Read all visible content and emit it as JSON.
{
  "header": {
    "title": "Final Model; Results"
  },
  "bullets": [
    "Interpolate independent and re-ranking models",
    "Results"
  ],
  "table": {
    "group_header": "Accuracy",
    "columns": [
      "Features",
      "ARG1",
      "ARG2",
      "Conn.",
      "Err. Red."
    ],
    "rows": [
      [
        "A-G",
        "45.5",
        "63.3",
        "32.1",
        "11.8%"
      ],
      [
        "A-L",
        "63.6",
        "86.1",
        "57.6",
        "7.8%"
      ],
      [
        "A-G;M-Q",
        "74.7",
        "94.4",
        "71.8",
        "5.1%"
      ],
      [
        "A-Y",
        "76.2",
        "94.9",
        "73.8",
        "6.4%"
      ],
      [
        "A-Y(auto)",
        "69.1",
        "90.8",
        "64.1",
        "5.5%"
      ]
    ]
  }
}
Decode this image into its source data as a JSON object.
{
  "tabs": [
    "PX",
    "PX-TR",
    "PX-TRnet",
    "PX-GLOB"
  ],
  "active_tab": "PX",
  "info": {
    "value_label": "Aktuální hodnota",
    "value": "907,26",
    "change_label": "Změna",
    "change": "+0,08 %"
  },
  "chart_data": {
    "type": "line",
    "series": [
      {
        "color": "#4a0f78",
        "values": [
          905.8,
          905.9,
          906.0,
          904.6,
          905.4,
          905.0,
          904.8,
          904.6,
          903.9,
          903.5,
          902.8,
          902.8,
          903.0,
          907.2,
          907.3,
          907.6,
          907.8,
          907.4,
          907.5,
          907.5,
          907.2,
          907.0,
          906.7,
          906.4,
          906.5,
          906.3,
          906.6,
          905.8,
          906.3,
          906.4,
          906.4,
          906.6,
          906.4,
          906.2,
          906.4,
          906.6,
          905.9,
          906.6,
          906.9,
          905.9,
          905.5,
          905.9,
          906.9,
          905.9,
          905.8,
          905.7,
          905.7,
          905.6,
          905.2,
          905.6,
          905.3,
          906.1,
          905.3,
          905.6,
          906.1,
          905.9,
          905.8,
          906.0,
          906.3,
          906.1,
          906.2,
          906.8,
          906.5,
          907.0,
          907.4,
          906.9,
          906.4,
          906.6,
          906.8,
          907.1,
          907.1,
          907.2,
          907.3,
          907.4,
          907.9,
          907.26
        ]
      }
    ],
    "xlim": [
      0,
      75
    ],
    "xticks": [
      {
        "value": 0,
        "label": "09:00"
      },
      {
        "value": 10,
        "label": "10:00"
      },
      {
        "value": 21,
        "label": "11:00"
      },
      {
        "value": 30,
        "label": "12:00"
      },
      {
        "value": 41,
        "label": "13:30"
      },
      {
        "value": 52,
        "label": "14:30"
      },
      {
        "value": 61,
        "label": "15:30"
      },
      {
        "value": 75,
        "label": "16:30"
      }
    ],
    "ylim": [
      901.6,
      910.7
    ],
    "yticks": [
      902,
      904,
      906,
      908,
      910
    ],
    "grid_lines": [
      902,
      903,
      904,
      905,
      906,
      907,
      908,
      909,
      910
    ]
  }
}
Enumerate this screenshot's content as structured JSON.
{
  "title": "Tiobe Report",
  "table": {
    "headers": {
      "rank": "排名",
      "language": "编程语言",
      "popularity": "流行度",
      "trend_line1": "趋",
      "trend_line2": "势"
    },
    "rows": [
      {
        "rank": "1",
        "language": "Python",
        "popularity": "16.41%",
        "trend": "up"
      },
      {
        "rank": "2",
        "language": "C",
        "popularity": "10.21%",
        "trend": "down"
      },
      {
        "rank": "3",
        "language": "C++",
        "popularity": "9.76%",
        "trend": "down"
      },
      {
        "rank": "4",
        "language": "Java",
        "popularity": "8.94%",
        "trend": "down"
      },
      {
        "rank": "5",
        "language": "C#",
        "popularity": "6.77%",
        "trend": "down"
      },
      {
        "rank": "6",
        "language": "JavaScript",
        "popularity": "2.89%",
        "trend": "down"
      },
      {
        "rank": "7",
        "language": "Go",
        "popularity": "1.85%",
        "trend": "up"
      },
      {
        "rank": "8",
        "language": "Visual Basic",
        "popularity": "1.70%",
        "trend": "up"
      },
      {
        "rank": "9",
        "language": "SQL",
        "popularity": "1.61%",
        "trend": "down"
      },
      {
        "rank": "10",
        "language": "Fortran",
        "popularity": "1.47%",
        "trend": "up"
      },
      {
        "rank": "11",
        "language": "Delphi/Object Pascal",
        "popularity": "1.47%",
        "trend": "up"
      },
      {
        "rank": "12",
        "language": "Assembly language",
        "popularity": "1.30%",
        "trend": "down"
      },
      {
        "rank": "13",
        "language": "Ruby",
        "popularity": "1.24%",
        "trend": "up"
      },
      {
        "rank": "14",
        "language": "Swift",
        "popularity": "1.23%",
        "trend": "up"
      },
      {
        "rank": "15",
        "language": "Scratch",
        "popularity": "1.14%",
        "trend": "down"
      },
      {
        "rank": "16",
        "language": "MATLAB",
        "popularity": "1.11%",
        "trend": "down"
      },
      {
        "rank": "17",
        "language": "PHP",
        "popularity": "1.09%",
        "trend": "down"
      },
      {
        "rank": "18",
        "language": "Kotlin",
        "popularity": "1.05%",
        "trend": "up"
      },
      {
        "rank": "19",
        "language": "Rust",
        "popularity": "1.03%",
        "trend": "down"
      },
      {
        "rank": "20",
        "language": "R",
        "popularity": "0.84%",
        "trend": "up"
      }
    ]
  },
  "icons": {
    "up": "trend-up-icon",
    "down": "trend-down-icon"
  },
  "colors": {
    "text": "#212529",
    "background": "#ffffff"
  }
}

...

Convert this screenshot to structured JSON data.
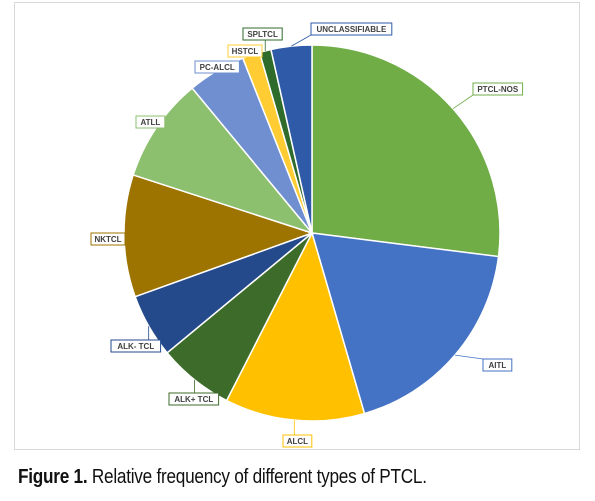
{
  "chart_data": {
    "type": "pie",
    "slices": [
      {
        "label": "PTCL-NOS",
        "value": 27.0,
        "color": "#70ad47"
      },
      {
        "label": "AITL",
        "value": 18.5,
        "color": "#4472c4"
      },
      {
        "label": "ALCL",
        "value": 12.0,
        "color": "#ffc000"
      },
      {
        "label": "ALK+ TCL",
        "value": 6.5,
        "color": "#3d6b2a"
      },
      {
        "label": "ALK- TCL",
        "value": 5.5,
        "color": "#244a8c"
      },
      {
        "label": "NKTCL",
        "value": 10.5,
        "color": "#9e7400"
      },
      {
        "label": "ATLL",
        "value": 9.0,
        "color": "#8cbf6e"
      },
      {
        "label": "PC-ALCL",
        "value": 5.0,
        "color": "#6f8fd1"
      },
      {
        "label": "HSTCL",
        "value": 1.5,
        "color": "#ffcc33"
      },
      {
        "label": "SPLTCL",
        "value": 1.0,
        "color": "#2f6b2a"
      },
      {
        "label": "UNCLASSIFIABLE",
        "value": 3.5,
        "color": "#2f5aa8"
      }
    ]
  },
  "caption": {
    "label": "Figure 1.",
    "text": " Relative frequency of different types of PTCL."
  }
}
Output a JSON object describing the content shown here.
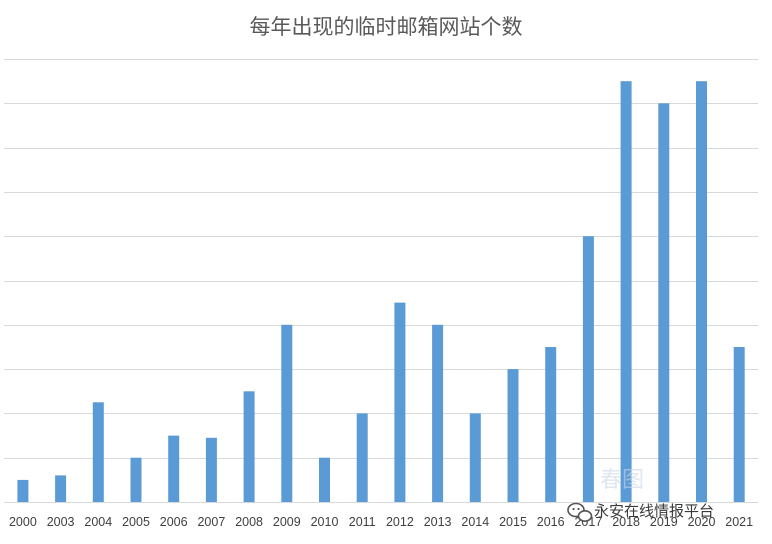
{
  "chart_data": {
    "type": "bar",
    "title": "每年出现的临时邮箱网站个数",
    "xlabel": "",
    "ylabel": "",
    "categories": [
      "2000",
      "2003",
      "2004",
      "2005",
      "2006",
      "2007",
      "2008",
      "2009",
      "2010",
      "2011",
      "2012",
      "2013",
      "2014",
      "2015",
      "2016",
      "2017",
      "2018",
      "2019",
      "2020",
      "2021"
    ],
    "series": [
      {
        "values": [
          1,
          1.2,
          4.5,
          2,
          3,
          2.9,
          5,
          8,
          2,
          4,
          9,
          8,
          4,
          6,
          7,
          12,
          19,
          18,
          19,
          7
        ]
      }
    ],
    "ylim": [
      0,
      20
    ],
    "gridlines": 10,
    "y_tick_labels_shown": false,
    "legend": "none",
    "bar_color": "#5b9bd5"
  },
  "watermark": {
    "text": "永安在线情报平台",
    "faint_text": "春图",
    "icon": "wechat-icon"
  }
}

■ **TASK TO COMPLETE**: Provide the number of lines in these entries that hold the word "screenshot", without any accompanying text.

■ **OUTPUT FOR THIS TASK**: 2